- TASK PROMPT:
Repeat the material below exactly, with no pictures.
[Start of GIVEN DATA]
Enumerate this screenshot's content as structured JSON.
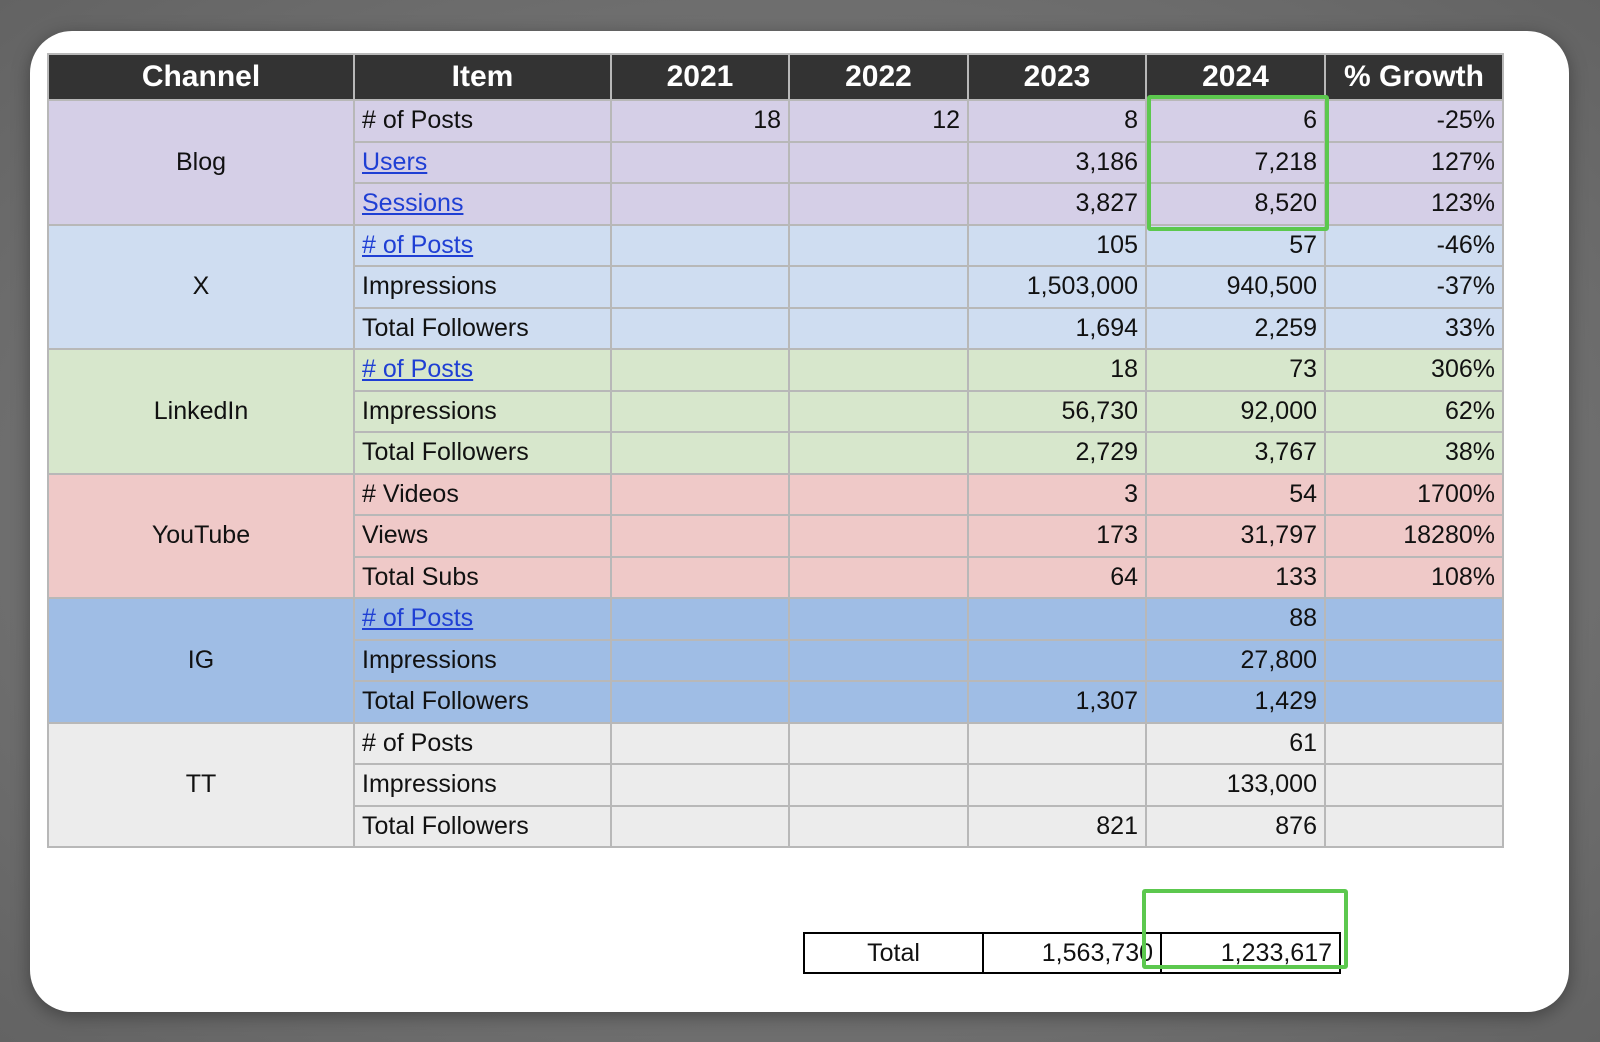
{
  "headers": [
    "Channel",
    "Item",
    "2021",
    "2022",
    "2023",
    "2024",
    "% Growth"
  ],
  "groups": [
    {
      "key": "blog",
      "channel": "Blog",
      "rows": [
        {
          "item": "# of Posts",
          "link": false,
          "y2021": "18",
          "y2022": "12",
          "y2023": "8",
          "y2024": "6",
          "growth": "-25%"
        },
        {
          "item": "Users ",
          "link": true,
          "y2021": "",
          "y2022": "",
          "y2023": "3,186",
          "y2024": "7,218",
          "growth": "127%"
        },
        {
          "item": "Sessions",
          "link": true,
          "y2021": "",
          "y2022": "",
          "y2023": "3,827",
          "y2024": "8,520",
          "growth": "123%"
        }
      ]
    },
    {
      "key": "x",
      "channel": "X",
      "rows": [
        {
          "item": "# of Posts",
          "link": true,
          "y2021": "",
          "y2022": "",
          "y2023": "105",
          "y2024": "57",
          "growth": "-46%"
        },
        {
          "item": "Impressions",
          "link": false,
          "y2021": "",
          "y2022": "",
          "y2023": "1,503,000",
          "y2024": "940,500",
          "growth": "-37%"
        },
        {
          "item": "Total Followers",
          "link": false,
          "y2021": "",
          "y2022": "",
          "y2023": "1,694",
          "y2024": "2,259",
          "growth": "33%"
        }
      ]
    },
    {
      "key": "linkedin",
      "channel": "LinkedIn",
      "rows": [
        {
          "item": "# of Posts",
          "link": true,
          "y2021": "",
          "y2022": "",
          "y2023": "18",
          "y2024": "73",
          "growth": "306%"
        },
        {
          "item": "Impressions",
          "link": false,
          "y2021": "",
          "y2022": "",
          "y2023": "56,730",
          "y2024": "92,000",
          "growth": "62%"
        },
        {
          "item": "Total Followers",
          "link": false,
          "y2021": "",
          "y2022": "",
          "y2023": "2,729",
          "y2024": "3,767",
          "growth": "38%"
        }
      ]
    },
    {
      "key": "youtube",
      "channel": "YouTube",
      "rows": [
        {
          "item": "# Videos",
          "link": false,
          "y2021": "",
          "y2022": "",
          "y2023": "3",
          "y2024": "54",
          "growth": "1700%"
        },
        {
          "item": "Views",
          "link": false,
          "y2021": "",
          "y2022": "",
          "y2023": "173",
          "y2024": "31,797",
          "growth": "18280%"
        },
        {
          "item": "Total Subs",
          "link": false,
          "y2021": "",
          "y2022": "",
          "y2023": "64",
          "y2024": "133",
          "growth": "108%"
        }
      ]
    },
    {
      "key": "ig",
      "channel": "IG",
      "rows": [
        {
          "item": "# of Posts",
          "link": true,
          "y2021": "",
          "y2022": "",
          "y2023": "",
          "y2024": "88",
          "growth": ""
        },
        {
          "item": "Impressions",
          "link": false,
          "y2021": "",
          "y2022": "",
          "y2023": "",
          "y2024": "27,800",
          "growth": ""
        },
        {
          "item": "Total Followers",
          "link": false,
          "y2021": "",
          "y2022": "",
          "y2023": "1,307",
          "y2024": "1,429",
          "growth": ""
        }
      ]
    },
    {
      "key": "tt",
      "channel": "TT",
      "rows": [
        {
          "item": "# of Posts",
          "link": false,
          "y2021": "",
          "y2022": "",
          "y2023": "",
          "y2024": "61",
          "growth": ""
        },
        {
          "item": "Impressions",
          "link": false,
          "y2021": "",
          "y2022": "",
          "y2023": "",
          "y2024": "133,000",
          "growth": ""
        },
        {
          "item": "Total Followers",
          "link": false,
          "y2021": "",
          "y2022": "",
          "y2023": "821",
          "y2024": "876",
          "growth": ""
        }
      ]
    }
  ],
  "totals": {
    "label": "Total",
    "y2023": "1,563,730",
    "y2024": "1,233,617"
  },
  "colors": {
    "header_bg": "#333333",
    "blog": "#d5cfe7",
    "x": "#cfddf1",
    "linkedin": "#d7e7cc",
    "youtube": "#efc9c8",
    "ig": "#9fbde5",
    "tt": "#ececec",
    "highlight": "#5cc84e",
    "link": "#1f3fd4"
  }
}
[End of GIVEN DATA]
- RESPONSE BELOW:
Enumerate this screenshot's content as structured JSON.
{
  "headers": [
    "Channel",
    "Item",
    "2021",
    "2022",
    "2023",
    "2024",
    "% Growth"
  ],
  "groups": [
    {
      "key": "blog",
      "channel": "Blog",
      "rows": [
        {
          "item": "# of Posts",
          "link": false,
          "y2021": "18",
          "y2022": "12",
          "y2023": "8",
          "y2024": "6",
          "growth": "-25%"
        },
        {
          "item": "Users ",
          "link": true,
          "y2021": "",
          "y2022": "",
          "y2023": "3,186",
          "y2024": "7,218",
          "growth": "127%"
        },
        {
          "item": "Sessions",
          "link": true,
          "y2021": "",
          "y2022": "",
          "y2023": "3,827",
          "y2024": "8,520",
          "growth": "123%"
        }
      ]
    },
    {
      "key": "x",
      "channel": "X",
      "rows": [
        {
          "item": "# of Posts",
          "link": true,
          "y2021": "",
          "y2022": "",
          "y2023": "105",
          "y2024": "57",
          "growth": "-46%"
        },
        {
          "item": "Impressions",
          "link": false,
          "y2021": "",
          "y2022": "",
          "y2023": "1,503,000",
          "y2024": "940,500",
          "growth": "-37%"
        },
        {
          "item": "Total Followers",
          "link": false,
          "y2021": "",
          "y2022": "",
          "y2023": "1,694",
          "y2024": "2,259",
          "growth": "33%"
        }
      ]
    },
    {
      "key": "linkedin",
      "channel": "LinkedIn",
      "rows": [
        {
          "item": "# of Posts",
          "link": true,
          "y2021": "",
          "y2022": "",
          "y2023": "18",
          "y2024": "73",
          "growth": "306%"
        },
        {
          "item": "Impressions",
          "link": false,
          "y2021": "",
          "y2022": "",
          "y2023": "56,730",
          "y2024": "92,000",
          "growth": "62%"
        },
        {
          "item": "Total Followers",
          "link": false,
          "y2021": "",
          "y2022": "",
          "y2023": "2,729",
          "y2024": "3,767",
          "growth": "38%"
        }
      ]
    },
    {
      "key": "youtube",
      "channel": "YouTube",
      "rows": [
        {
          "item": "# Videos",
          "link": false,
          "y2021": "",
          "y2022": "",
          "y2023": "3",
          "y2024": "54",
          "growth": "1700%"
        },
        {
          "item": "Views",
          "link": false,
          "y2021": "",
          "y2022": "",
          "y2023": "173",
          "y2024": "31,797",
          "growth": "18280%"
        },
        {
          "item": "Total Subs",
          "link": false,
          "y2021": "",
          "y2022": "",
          "y2023": "64",
          "y2024": "133",
          "growth": "108%"
        }
      ]
    },
    {
      "key": "ig",
      "channel": "IG",
      "rows": [
        {
          "item": "# of Posts",
          "link": true,
          "y2021": "",
          "y2022": "",
          "y2023": "",
          "y2024": "88",
          "growth": ""
        },
        {
          "item": "Impressions",
          "link": false,
          "y2021": "",
          "y2022": "",
          "y2023": "",
          "y2024": "27,800",
          "growth": ""
        },
        {
          "item": "Total Followers",
          "link": false,
          "y2021": "",
          "y2022": "",
          "y2023": "1,307",
          "y2024": "1,429",
          "growth": ""
        }
      ]
    },
    {
      "key": "tt",
      "channel": "TT",
      "rows": [
        {
          "item": "# of Posts",
          "link": false,
          "y2021": "",
          "y2022": "",
          "y2023": "",
          "y2024": "61",
          "growth": ""
        },
        {
          "item": "Impressions",
          "link": false,
          "y2021": "",
          "y2022": "",
          "y2023": "",
          "y2024": "133,000",
          "growth": ""
        },
        {
          "item": "Total Followers",
          "link": false,
          "y2021": "",
          "y2022": "",
          "y2023": "821",
          "y2024": "876",
          "growth": ""
        }
      ]
    }
  ],
  "totals": {
    "label": "Total",
    "y2023": "1,563,730",
    "y2024": "1,233,617"
  },
  "colors": {
    "header_bg": "#333333",
    "blog": "#d5cfe7",
    "x": "#cfddf1",
    "linkedin": "#d7e7cc",
    "youtube": "#efc9c8",
    "ig": "#9fbde5",
    "tt": "#ececec",
    "highlight": "#5cc84e",
    "link": "#1f3fd4"
  }
}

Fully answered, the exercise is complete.